§ Aim of the task
Examine the material below. Gather every line in which the string "Output" appears.

^^^^^^^^

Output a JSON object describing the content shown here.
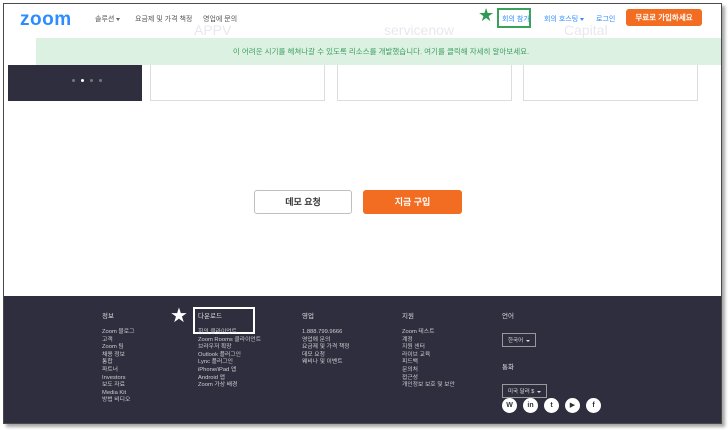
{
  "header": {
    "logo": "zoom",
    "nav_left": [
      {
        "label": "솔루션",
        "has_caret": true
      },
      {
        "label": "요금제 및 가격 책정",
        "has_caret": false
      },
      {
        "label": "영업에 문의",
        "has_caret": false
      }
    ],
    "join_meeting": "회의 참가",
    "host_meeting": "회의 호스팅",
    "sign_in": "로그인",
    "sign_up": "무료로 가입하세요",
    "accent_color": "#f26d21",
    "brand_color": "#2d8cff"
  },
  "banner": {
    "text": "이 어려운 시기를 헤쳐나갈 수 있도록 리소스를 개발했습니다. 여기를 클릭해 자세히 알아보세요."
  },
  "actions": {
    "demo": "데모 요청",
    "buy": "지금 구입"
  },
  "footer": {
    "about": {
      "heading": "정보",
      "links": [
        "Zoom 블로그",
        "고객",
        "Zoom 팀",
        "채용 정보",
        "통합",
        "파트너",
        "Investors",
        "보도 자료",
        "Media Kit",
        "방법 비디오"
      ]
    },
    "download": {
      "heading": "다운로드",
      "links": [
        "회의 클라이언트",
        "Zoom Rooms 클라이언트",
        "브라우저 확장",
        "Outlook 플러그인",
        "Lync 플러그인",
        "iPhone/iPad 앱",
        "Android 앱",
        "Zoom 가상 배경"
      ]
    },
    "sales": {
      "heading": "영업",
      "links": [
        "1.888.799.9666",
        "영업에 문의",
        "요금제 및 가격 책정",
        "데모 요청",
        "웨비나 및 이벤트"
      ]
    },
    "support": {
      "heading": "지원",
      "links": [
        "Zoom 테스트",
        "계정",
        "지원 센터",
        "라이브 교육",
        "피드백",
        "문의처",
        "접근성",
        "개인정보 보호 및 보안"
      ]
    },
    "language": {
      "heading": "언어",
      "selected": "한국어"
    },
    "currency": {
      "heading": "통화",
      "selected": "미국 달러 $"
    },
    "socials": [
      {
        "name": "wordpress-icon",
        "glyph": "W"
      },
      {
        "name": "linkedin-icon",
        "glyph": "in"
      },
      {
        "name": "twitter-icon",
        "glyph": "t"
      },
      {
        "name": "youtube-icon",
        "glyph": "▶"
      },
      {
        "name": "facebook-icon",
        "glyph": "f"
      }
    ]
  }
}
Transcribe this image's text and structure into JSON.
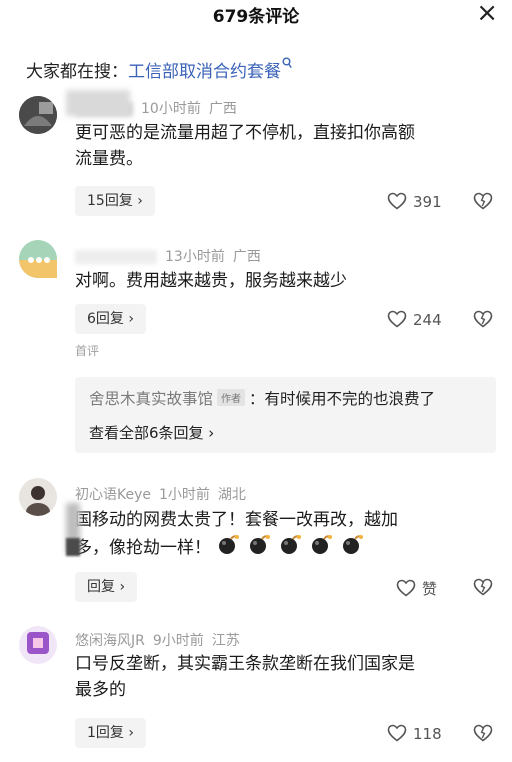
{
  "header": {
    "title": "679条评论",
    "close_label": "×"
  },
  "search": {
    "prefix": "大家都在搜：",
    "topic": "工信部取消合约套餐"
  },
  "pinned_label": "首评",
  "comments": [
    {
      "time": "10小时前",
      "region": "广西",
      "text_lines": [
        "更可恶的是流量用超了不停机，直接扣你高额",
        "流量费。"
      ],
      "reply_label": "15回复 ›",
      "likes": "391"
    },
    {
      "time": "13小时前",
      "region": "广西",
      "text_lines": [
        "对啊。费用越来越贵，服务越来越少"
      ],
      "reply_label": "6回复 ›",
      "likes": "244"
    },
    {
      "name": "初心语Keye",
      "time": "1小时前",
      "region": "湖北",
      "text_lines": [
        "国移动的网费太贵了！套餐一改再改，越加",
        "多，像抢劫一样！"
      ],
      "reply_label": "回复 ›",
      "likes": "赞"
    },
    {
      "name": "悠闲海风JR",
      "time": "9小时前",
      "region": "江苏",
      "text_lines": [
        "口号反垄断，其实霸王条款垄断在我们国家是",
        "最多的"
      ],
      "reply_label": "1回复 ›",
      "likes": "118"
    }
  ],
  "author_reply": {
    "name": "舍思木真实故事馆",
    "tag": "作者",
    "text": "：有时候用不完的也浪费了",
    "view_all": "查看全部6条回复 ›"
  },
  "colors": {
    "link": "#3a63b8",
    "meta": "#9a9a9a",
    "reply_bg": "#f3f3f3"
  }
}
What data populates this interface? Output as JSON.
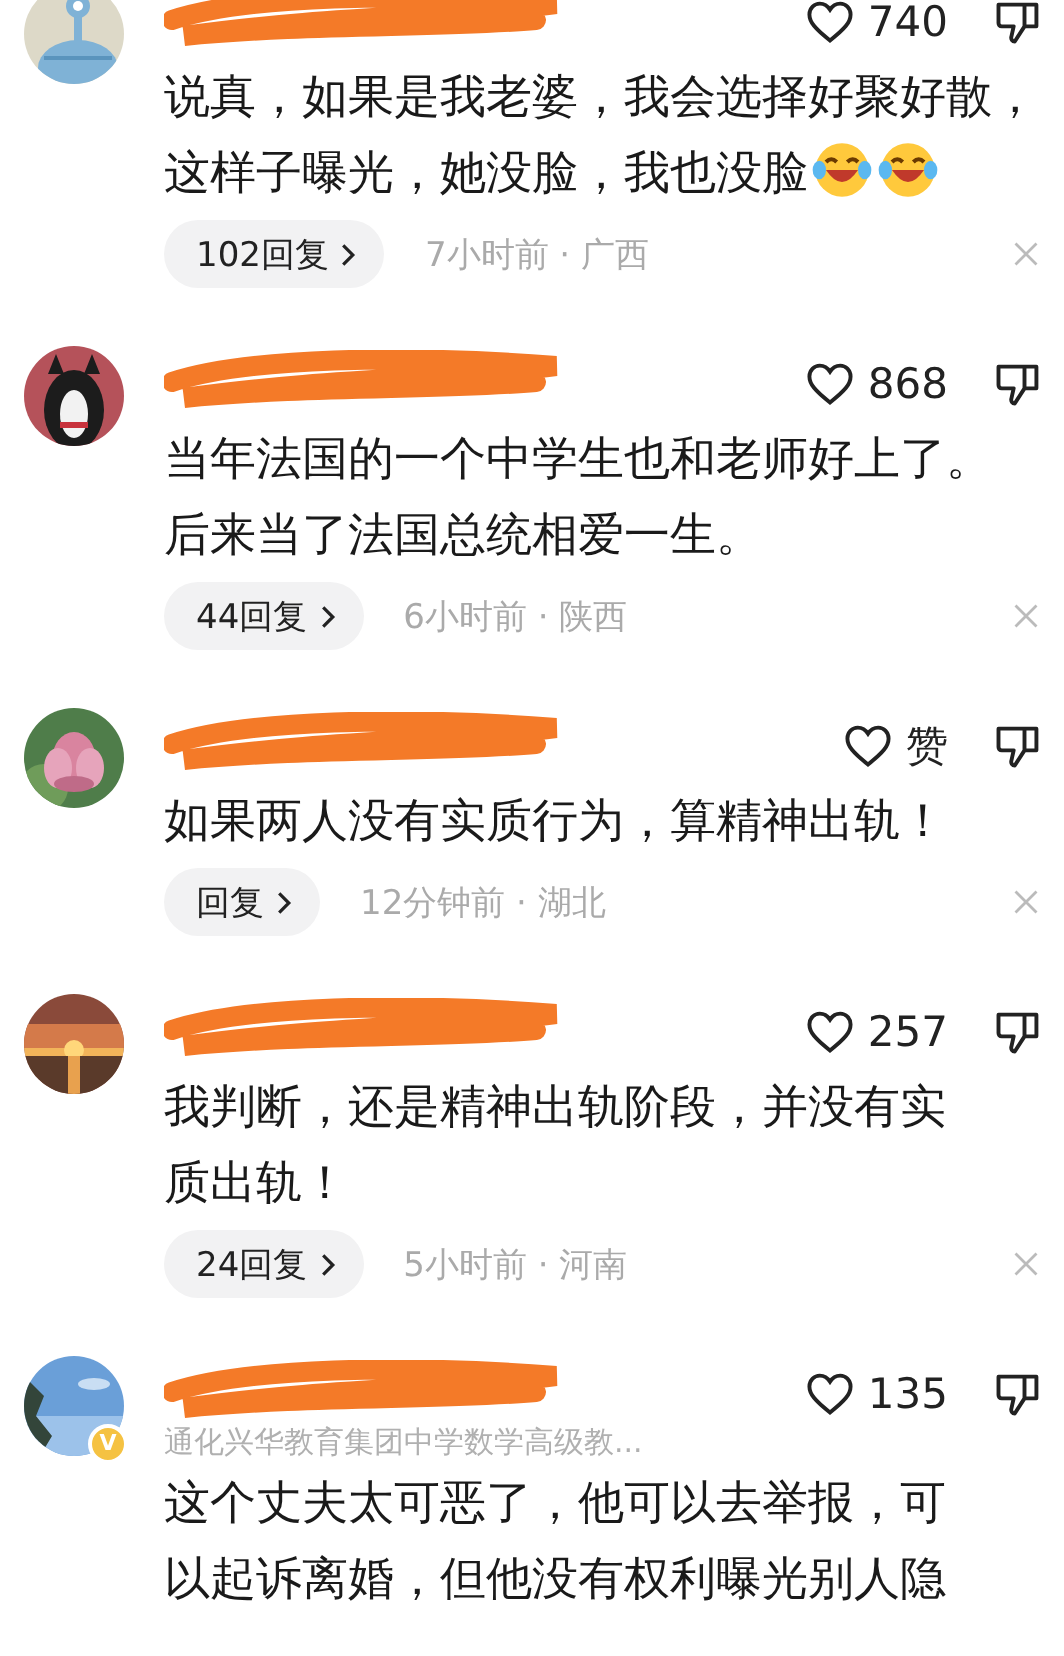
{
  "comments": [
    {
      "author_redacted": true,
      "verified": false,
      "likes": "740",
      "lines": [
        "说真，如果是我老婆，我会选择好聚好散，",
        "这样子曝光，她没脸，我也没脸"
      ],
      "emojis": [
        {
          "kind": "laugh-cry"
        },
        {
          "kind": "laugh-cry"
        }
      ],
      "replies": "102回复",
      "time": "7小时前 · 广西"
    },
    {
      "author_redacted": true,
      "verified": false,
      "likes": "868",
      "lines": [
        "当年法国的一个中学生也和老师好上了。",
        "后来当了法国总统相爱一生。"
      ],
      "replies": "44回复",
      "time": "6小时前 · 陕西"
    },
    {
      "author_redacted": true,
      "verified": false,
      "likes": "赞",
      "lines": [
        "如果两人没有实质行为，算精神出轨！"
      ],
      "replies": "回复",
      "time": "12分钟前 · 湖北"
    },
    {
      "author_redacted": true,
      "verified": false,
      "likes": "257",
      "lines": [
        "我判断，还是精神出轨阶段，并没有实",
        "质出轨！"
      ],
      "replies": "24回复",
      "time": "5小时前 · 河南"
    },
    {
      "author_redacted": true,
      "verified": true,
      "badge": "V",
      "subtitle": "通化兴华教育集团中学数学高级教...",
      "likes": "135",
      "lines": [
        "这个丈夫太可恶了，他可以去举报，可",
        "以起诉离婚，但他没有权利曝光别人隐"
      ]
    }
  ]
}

^^^^^^^^

§ Finished answer
Output a JSON object describing the content shown here.
What data populates this interface? Output as JSON.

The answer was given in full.